* **DIRECTION**: Each line containing the word "school" should be found and copied.

* **ENTRIES SHOWN**:

= = = =

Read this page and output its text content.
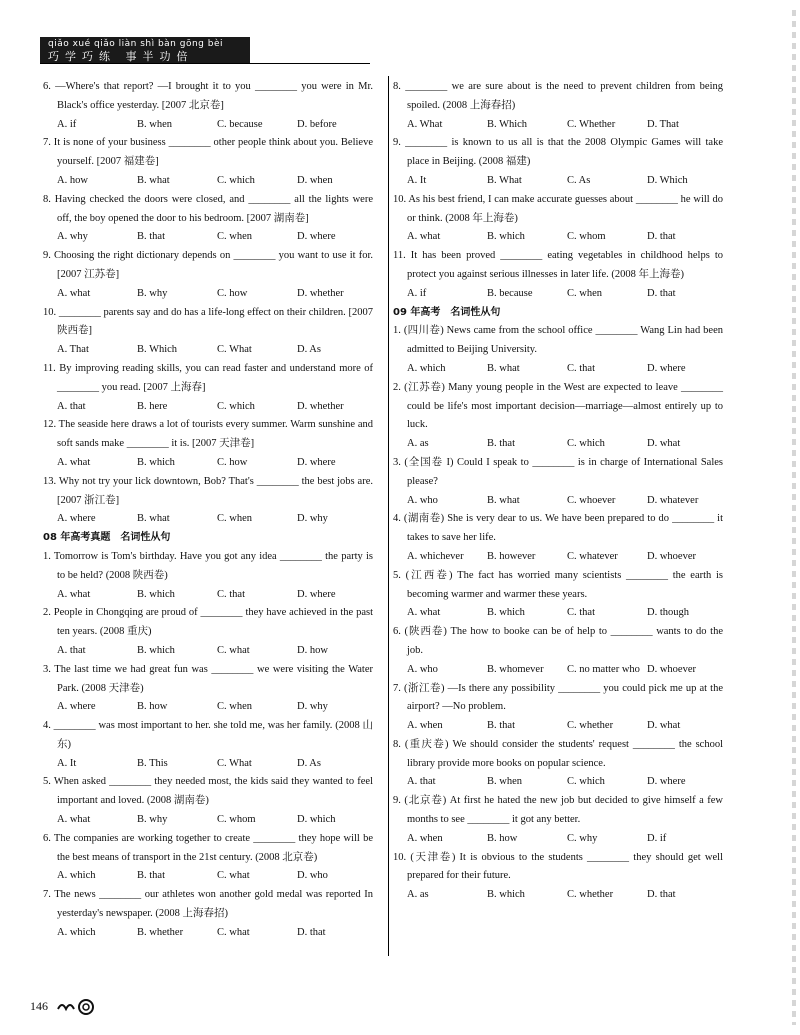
qiǎo xué qiǎo liàn shì bàn gōng bèi
巧学巧练 事半功倍
6. —Where's that report? —I brought it to you ________ you were in Mr. Black's office yesterday. [2007 北京卷]
A. if	B. when	C. because	D. before
7. It is none of your business ________ other people think about you. Believe yourself. [2007 福建卷]
A. how	B. what	C. which	D. when
8. Having checked the doors were closed, and ________ all the lights were off, the boy opened the door to his bedroom. [2007 湖南卷]
A. why	B. that	C. when	D. where
9. Choosing the right dictionary depends on ________ you want to use it for. [2007 江苏卷]
A. what	B. why	C. how	D. whether
10. ________ parents say and do has a life-long effect on their children. [2007 陕西卷]
A. That	B. Which	C. What	D. As
11. By improving reading skills, you can read faster and understand more of ________ you read. [2007 上海春]
A. that	B. here	C. which	D. whether
12. The seaside here draws a lot of tourists every summer. Warm sunshine and soft sands make ________ it is. [2007 天津卷]
A. what	B. which	C. how	D. where
13. Why not try your lick downtown, Bob? That's ________ the best jobs are. [2007 浙江卷]
A. where	B. what	C. when	D. why
08 年高考真题　名词性从句
1. Tomorrow is Tom's birthday. Have you got any idea ________ the party is to be held? (2008 陕西卷)
A. what	B. which	C. that	D. where
2. People in Chongqing are proud of ________ they have achieved in the past ten years. (2008 重庆)
A. that	B. which	C. what	D. how
3. The last time we had great fun was ________ we were visiting the Water Park. (2008 天津卷)
A. where	B. how	C. when	D. why
4. ________ was most important to her. she told me, was her family. (2008 山东)
A. It	B. This	C. What	D. As
5. When asked ________ they needed most, the kids said they wanted to feel important and loved. (2008 湖南卷)
A. what	B. why	C. whom	D. which
6. The companies are working together to create ________ they hope will be the best means of transport in the 21st century. (2008 北京卷)
A. which	B. that	C. what	D. who
7. The news ________ our athletes won another gold medal was reported In yesterday's newspaper. (2008 上海春招)
A. which	B. whether	C. what	D. that
8. ________ we are sure about is the need to prevent children from being spoiled. (2008 上海春招)
A. What	B. Which	C. Whether	D. That
9. ________ is known to us all is that the 2008 Olympic Games will take place in Beijing. (2008 福建)
A. It	B. What	C. As	D. Which
10. As his best friend, I can make accurate guesses about ________ he will do or think. (2008 年上海卷)
A. what	B. which	C. whom	D. that
11. It has been proved ________ eating vegetables in childhood helps to protect you against serious illnesses in later life. (2008 年上海卷)
A. if	B. because	C. when	D. that
09 年高考　名词性从句
1. (四川卷) News came from the school office ________ Wang Lin had been admitted to Beijing University.
A. which	B. what	C. that	D. where
2. (江苏卷) Many young people in the West are expected to leave ________ could be life's most important decision—marriage—almost entirely up to luck.
A. as	B. that	C. which	D. what
3. (全国卷 I) Could I speak to ________ is in charge of International Sales please?
A. who	B. what	C. whoever	D. whatever
4. (湖南卷) She is very dear to us. We have been prepared to do ________ it takes to save her life.
A. whichever	B. however	C. whatever	D. whoever
5. (江西卷) The fact has worried many scientists ________ the earth is becoming warmer and warmer these years.
A. what	B. which	C. that	D. though
6. (陕西卷) The how to booke can be of help to ________ wants to do the job.
A. who	B. whomever	C. no matter who D. whoever
7. (浙江卷) —Is there any possibility ________ you could pick me up at the airport? —No problem.
A. when	B. that	C. whether	D. what
8. (重庆卷) We should consider the students' request ________ the school library provide more books on popular science.
A. that	B. when	C. which	D. where
9. (北京卷) At first he hated the new job but decided to give himself a few months to see ________ it got any better.
A. when	B. how	C. why	D. if
10. (天津卷) It is obvious to the students ________ they should get well prepared for their future.
A. as	B. which	C. whether	D. that
146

= = = =

* **CORRECT RESULT**:
1. (四川卷) News came from the school office ________ Wang Lin had been admitted to Beijing University.
8. (重庆卷) We should consider the students' request ________ the school library provide more books on popular science.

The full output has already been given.